_Set of tasks_.
A) Name every place to stay that appears under the "WHERE TO STAY" heading of the Nassau and Paradise Island travel guide.
B) From the Nassau and Paradise Island travel guide, copy the passage that opens with the words containing "VISITING NASSAU AND" and closes with "the newest addition.".

--- Start Source extract ---

BAHAMAS: Nassau, Paradise Island

 

VISITING NASSAU AND PARADISE ISLAND

* Getting there: Several airlines fly nonstop from Miami and Fort Lauderdale to Nassau, a trip of about an hour.

WHERE TO STAY

* Atlantis on Paradise Island, 800-ATLANTIS; www.atlan tis.com. Rooms here range from unremarkable to nice. What you're paying for is the sprawling water playground and aquariums. Plus there's a casino, the Discovery Channel Camp for kids, tennis, golf, spa and marina. Rates before Dec. 21 range from $225 ($499 at Christmas) in the Beach Tower, the oldest section, to $315 ($599 at Christmas) in the Royal Towers, the newest addition.

* Comfort Suites on Paradise Island, 242-363-3680; www.choicehotels.com. With foldout sofas, rooms can sleep four. A noisy, cheerful family-oriented hotel with its own pool, it gives guests free access to Atlantis' water park and other facilities just a block away. Rates from $150 for two. ($295 at Christmas.)

* Graycliff, 8 West Hill Street, in the heart of Old Nassau; 242-302-9150; 800-688-0076; www.graycliff.com. This lovely old British Colonial estate was built in the 1700s and renovated into an elegant 20-room inn. Its five-star restaurant, handcrafted cigars rolled on the premises, tropical gardens and excellent service draw celebrities - and command a high price. Rooms $325-$450.

* British Colonial Hilton, One Bay Street, Nassau; 242-322-3301; www.hiltoncarib bean.com/nassau. At the foot of Bay Street near the Straw Market, this was once the grande dame of New Providence hotels. Opened in 1900, this stylish hotel has a nice beach, tropical landscaping dotted with hammocks and a soaring lobby with paintings depicting Bahamian history. Rooms from $175.

* Cable Beach Resorts, 800-222-7466; www.cable beachresorts.com. Cable Beach was once the hot, happening spot on New Providence. Now this trio of hotels - the Radisson, Wyndham and Nassau Beach - are showing their age. They are operated as one resort and are slated for upgrades before they are replaced in 2010. Casino, beach, snorkeling and frequent deals, including specials for Florida residents. Rates from $95, although at the oldest, the Nassau Beach, rooms are sometimes as low as $49 a night.

--- End Source extract ---
--- Start Given data ---

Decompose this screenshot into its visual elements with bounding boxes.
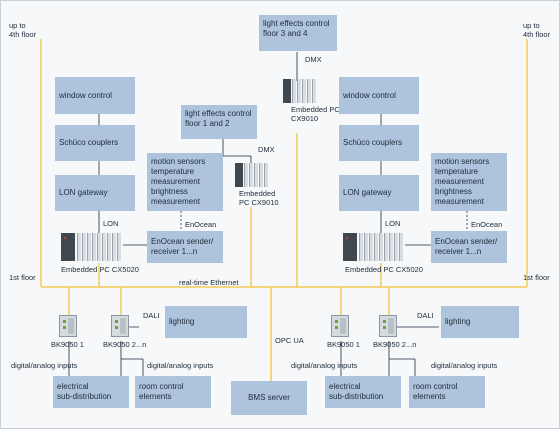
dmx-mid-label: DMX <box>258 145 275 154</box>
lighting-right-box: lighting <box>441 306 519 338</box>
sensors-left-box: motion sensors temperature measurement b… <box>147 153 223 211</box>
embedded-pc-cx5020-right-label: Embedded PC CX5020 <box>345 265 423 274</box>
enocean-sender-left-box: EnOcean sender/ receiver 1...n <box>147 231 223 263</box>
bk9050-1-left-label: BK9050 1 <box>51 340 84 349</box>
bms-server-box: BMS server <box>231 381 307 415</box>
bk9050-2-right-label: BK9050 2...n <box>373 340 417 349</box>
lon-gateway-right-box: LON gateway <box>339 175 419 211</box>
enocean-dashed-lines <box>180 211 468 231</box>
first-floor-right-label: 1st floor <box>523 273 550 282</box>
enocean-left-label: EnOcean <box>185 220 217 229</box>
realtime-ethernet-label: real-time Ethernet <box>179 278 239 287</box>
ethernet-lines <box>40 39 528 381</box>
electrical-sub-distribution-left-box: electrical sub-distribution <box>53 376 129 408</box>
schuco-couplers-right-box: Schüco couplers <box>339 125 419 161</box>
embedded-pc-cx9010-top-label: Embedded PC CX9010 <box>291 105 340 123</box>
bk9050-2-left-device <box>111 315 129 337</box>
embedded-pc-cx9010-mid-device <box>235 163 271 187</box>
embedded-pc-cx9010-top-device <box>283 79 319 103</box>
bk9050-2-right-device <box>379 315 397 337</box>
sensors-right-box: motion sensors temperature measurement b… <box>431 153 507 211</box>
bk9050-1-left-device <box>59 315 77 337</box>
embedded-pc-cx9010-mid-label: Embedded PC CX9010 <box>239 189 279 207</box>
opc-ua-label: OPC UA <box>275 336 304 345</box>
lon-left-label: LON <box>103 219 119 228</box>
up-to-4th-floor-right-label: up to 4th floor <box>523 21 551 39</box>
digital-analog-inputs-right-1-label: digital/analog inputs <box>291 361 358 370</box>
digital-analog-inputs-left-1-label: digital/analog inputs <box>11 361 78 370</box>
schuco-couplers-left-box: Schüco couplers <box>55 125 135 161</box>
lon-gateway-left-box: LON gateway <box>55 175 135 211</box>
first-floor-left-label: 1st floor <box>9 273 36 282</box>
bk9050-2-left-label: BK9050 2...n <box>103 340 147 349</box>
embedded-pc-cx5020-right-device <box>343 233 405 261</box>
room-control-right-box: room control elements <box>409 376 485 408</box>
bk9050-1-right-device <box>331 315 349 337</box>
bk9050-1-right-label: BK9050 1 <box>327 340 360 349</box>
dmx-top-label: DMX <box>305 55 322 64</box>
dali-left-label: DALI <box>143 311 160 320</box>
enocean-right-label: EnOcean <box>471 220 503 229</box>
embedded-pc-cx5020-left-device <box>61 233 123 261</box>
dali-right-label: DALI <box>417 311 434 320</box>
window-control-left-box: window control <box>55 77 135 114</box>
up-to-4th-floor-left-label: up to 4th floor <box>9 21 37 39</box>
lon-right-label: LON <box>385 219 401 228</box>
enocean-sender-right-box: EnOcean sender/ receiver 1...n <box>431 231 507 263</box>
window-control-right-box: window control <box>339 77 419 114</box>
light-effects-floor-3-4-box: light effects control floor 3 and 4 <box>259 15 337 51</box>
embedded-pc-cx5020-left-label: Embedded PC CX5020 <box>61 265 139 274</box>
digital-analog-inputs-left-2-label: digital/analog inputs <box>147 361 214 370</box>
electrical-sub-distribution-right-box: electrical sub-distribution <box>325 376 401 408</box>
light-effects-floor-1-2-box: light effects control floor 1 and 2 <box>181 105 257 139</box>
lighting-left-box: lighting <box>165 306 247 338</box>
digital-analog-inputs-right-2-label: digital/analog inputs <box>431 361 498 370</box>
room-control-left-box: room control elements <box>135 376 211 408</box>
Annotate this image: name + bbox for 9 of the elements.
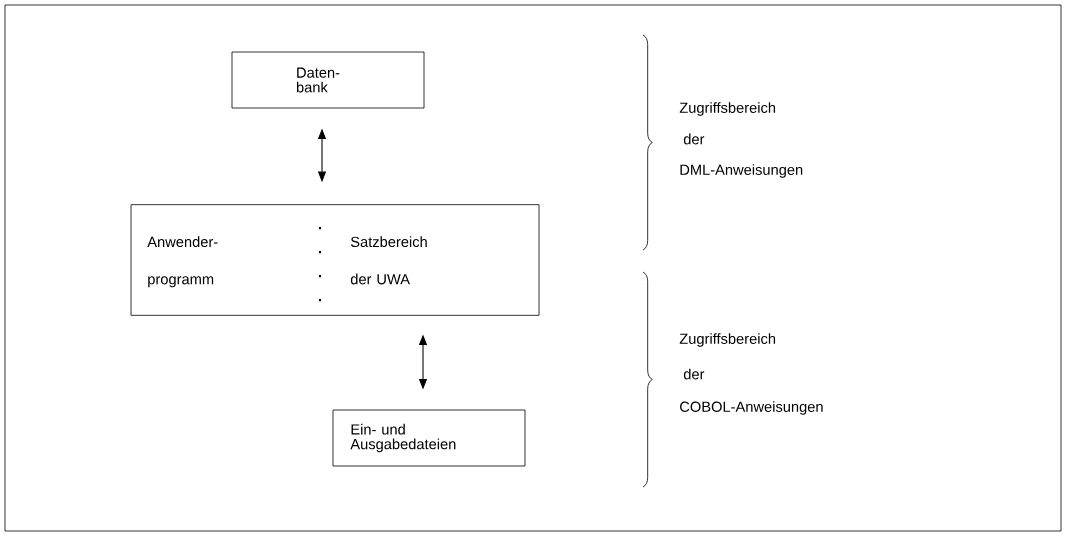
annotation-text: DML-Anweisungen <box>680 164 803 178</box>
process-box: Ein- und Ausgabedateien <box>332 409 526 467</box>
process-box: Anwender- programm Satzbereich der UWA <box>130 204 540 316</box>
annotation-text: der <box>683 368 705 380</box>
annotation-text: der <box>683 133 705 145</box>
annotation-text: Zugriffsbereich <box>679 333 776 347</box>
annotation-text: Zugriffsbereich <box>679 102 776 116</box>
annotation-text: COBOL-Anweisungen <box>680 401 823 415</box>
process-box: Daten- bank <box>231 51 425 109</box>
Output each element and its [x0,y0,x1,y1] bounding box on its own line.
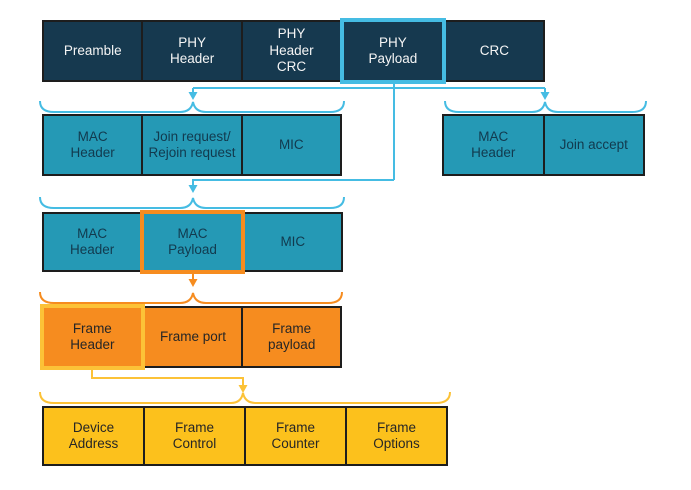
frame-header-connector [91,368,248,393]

--- End Given data ---

_Answers_.
A)
Atlantis on Paradise Island
Comfort Suites on Paradise Island
Graycliff
British Colonial Hilton
Cable Beach Resorts

B)
VISITING NASSAU AND PARADISE ISLAND

* Getting there: Several airlines fly nonstop from Miami and Fort Lauderdale to Nassau, a trip of about an hour.

WHERE TO STAY

* Atlantis on Paradise Island, 800-ATLANTIS; www.atlan tis.com. Rooms here range from unremarkable to nice. What you're paying for is the sprawling water playground and aquariums. Plus there's a casino, the Discovery Channel Camp for kids, tennis, golf, spa and marina. Rates before Dec. 21 range from $225 ($499 at Christmas) in the Beach Tower, the oldest section, to $315 ($599 at Christmas) in the Royal Towers, the newest addition.